## TASK BRIEF:
Search the listing below for "bell". Copy each matching line.
***** THE INPUT *****
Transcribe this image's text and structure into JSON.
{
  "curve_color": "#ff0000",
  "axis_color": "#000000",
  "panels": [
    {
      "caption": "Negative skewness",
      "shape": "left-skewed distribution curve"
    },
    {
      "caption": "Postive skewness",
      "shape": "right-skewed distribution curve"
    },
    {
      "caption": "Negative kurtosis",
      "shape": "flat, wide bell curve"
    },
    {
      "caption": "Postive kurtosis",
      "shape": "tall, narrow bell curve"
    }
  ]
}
*****
## OUTPUT OF THE TASK:
      "shape": "flat, wide bell curve"
      "shape": "tall, narrow bell curve"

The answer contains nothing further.